Goal » Rewrite the lines running from the line with "row-test-case-name: History Row Count Volumetrics <box>210 150" up to and including the line with "column-header-test-case-id[interactable]: Test Case" as a numbered list, leaving out any blank lines.

Start of Data extract

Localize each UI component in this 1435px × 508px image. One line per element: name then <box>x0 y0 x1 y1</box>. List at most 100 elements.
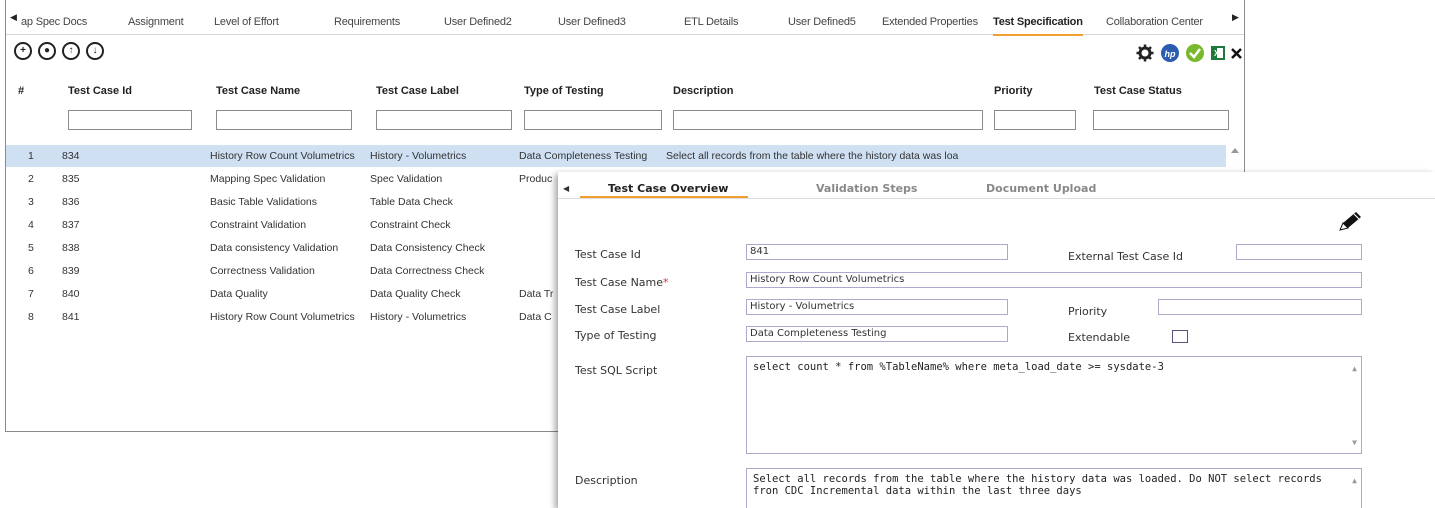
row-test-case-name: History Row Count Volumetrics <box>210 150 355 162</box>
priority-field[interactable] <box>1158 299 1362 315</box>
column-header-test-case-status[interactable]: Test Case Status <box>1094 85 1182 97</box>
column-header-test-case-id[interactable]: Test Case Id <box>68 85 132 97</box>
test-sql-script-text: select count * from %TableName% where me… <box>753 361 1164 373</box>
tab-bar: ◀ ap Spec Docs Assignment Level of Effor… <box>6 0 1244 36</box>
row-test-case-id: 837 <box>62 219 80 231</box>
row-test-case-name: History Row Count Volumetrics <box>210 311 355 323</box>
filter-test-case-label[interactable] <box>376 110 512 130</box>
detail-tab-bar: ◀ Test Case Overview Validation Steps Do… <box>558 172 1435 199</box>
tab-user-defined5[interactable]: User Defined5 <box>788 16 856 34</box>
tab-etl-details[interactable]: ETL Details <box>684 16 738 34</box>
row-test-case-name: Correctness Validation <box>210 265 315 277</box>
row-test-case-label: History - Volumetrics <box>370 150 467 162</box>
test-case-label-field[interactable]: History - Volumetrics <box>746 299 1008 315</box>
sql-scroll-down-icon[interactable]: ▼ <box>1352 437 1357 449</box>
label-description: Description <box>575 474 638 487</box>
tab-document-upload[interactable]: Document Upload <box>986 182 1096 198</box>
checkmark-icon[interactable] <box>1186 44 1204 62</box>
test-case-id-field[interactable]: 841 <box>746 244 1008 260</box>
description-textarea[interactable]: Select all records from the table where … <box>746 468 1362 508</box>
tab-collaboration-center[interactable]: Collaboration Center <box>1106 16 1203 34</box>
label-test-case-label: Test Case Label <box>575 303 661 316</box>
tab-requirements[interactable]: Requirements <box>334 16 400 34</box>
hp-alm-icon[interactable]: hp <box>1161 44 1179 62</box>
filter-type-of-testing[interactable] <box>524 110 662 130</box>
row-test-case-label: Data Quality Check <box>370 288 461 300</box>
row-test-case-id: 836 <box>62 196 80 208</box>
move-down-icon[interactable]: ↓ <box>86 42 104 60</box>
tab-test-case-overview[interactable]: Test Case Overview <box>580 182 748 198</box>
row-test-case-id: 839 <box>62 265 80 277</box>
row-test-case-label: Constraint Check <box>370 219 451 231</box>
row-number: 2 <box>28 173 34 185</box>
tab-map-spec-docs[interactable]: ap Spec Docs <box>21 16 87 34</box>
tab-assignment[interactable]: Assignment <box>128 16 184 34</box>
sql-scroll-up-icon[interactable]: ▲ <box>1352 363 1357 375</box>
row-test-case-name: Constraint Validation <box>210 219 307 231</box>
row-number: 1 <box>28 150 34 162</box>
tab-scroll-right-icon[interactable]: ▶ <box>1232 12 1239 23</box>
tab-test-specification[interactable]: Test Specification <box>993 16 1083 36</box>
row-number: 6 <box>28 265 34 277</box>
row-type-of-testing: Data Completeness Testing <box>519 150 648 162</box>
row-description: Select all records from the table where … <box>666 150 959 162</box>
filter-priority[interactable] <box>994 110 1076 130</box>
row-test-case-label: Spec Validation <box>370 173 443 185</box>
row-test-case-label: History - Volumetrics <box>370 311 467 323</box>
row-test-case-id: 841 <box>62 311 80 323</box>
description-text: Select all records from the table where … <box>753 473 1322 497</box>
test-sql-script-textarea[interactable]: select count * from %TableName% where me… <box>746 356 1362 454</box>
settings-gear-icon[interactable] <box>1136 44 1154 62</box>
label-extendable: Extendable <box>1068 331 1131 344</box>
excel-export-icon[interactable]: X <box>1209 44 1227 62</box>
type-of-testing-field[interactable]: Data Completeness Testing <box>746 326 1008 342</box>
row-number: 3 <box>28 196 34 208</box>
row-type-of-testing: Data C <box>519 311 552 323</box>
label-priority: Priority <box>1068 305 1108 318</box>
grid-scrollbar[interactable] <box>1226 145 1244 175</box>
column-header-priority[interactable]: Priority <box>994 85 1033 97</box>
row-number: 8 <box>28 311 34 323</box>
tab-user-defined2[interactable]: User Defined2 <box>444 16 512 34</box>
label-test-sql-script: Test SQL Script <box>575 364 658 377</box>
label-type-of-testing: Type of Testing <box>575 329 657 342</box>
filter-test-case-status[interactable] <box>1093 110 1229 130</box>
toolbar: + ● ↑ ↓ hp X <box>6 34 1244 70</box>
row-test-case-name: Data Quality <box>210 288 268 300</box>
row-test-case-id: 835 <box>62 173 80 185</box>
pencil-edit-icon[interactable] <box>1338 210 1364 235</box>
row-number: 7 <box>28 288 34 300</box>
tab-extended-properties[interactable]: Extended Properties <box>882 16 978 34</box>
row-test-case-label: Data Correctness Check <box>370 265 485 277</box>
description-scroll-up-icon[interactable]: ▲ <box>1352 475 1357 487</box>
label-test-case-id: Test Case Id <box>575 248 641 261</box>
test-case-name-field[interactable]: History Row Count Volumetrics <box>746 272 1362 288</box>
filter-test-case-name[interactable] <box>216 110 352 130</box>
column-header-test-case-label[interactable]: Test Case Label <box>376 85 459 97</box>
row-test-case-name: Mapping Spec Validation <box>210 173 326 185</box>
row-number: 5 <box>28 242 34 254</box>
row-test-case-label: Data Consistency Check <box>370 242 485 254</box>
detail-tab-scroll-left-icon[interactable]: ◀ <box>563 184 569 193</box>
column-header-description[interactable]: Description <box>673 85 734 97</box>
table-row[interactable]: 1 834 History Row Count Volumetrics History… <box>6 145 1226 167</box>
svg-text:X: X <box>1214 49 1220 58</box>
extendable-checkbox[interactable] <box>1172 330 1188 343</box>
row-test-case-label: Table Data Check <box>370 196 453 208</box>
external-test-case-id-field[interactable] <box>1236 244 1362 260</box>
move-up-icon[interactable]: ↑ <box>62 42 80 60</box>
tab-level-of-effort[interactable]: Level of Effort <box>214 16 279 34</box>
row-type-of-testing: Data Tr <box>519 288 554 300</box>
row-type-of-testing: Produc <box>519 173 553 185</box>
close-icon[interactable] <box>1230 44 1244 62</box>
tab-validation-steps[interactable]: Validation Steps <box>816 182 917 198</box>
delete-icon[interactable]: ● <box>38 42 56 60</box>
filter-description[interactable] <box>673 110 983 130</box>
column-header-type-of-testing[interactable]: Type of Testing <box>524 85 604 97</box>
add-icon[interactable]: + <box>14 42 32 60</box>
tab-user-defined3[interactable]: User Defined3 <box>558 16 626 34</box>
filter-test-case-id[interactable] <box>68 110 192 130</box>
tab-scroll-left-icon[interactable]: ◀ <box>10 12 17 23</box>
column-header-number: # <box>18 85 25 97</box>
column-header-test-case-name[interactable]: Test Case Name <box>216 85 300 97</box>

End of Data extract
Start of Data extract

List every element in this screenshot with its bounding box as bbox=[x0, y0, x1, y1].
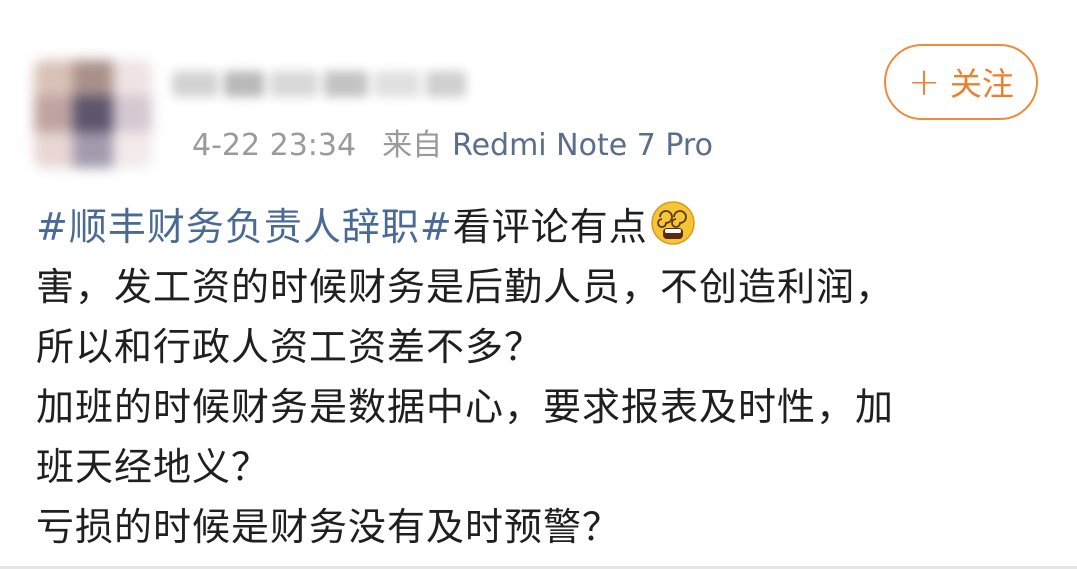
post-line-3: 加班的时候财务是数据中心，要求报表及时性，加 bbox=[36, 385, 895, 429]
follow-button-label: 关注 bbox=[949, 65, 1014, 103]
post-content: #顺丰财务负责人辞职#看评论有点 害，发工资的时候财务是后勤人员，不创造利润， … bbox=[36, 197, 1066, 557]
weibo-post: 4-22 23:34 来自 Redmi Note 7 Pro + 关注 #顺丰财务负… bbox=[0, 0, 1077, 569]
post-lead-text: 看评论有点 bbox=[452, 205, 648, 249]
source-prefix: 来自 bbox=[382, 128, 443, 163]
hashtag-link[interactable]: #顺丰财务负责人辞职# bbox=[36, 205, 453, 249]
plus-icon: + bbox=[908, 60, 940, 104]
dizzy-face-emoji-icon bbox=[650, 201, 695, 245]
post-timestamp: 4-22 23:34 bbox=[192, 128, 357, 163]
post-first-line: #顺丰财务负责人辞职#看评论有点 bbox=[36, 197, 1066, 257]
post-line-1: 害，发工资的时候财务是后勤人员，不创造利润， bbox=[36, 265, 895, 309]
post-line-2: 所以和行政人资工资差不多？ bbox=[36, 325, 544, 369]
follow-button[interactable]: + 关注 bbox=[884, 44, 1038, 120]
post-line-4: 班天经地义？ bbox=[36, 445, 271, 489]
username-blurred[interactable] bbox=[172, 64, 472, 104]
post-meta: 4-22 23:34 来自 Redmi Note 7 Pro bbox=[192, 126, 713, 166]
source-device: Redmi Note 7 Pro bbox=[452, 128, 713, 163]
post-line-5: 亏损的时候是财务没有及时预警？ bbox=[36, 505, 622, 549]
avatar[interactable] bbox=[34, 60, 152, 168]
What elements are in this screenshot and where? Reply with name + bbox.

End of Data extract

Task answer »
1. row-test-case-name: History Row Count Volumetrics <box>210 150 355 162</box>
2. priority-field[interactable] <box>1158 299 1362 315</box>
3. column-header-test-case-status[interactable]: Test Case Status <box>1094 85 1182 97</box>
4. column-header-test-case-id[interactable]: Test Case Id <box>68 85 132 97</box>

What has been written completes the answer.